### Instructions for the task
Write out every record below exactly as it appears.

▼

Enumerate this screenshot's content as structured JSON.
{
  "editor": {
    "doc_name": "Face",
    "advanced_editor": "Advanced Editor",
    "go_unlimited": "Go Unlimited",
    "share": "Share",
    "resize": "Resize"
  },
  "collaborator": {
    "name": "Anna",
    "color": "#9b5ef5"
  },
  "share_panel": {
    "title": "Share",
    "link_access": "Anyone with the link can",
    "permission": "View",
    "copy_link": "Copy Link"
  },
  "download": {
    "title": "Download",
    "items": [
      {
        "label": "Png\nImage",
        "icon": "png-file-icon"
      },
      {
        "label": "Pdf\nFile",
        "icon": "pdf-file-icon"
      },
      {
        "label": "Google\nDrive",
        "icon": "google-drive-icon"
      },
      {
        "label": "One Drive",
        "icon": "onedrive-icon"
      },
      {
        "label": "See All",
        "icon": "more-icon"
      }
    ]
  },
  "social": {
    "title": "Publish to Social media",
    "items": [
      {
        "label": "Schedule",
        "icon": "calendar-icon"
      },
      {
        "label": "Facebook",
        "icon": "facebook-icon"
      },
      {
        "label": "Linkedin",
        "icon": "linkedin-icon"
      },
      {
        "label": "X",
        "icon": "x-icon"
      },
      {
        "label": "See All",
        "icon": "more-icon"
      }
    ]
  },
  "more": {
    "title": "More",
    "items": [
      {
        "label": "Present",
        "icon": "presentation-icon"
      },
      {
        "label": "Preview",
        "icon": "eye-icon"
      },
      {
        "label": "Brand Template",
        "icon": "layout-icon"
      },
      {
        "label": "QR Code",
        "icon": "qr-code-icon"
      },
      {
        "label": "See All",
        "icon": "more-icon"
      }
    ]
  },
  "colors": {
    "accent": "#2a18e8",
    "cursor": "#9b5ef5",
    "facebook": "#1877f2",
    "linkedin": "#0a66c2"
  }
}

▲

### Complete response
Enumerate this screenshot's content as structured JSON.
{
  "editor": {
    "doc_name": "Face",
    "advanced_editor": "Advanced Editor",
    "go_unlimited": "Go Unlimited",
    "share": "Share",
    "resize": "Resize"
  },
  "collaborator": {
    "name": "Anna",
    "color": "#9b5ef5"
  },
  "share_panel": {
    "title": "Share",
    "link_access": "Anyone with the link can",
    "permission": "View",
    "copy_link": "Copy Link"
  },
  "download": {
    "title": "Download",
    "items": [
      {
        "label": "Png\nImage",
        "icon": "png-file-icon"
      },
      {
        "label": "Pdf\nFile",
        "icon": "pdf-file-icon"
      },
      {
        "label": "Google\nDrive",
        "icon": "google-drive-icon"
      },
      {
        "label": "One Drive",
        "icon": "onedrive-icon"
      },
      {
        "label": "See All",
        "icon": "more-icon"
      }
    ]
  },
  "social": {
    "title": "Publish to Social media",
    "items": [
      {
        "label": "Schedule",
        "icon": "calendar-icon"
      },
      {
        "label": "Facebook",
        "icon": "facebook-icon"
      },
      {
        "label": "Linkedin",
        "icon": "linkedin-icon"
      },
      {
        "label": "X",
        "icon": "x-icon"
      },
      {
        "label": "See All",
        "icon": "more-icon"
      }
    ]
  },
  "more": {
    "title": "More",
    "items": [
      {
        "label": "Present",
        "icon": "presentation-icon"
      },
      {
        "label": "Preview",
        "icon": "eye-icon"
      },
      {
        "label": "Brand Template",
        "icon": "layout-icon"
      },
      {
        "label": "QR Code",
        "icon": "qr-code-icon"
      },
      {
        "label": "See All",
        "icon": "more-icon"
      }
    ]
  },
  "colors": {
    "accent": "#2a18e8",
    "cursor": "#9b5ef5",
    "facebook": "#1877f2",
    "linkedin": "#0a66c2"
  }
}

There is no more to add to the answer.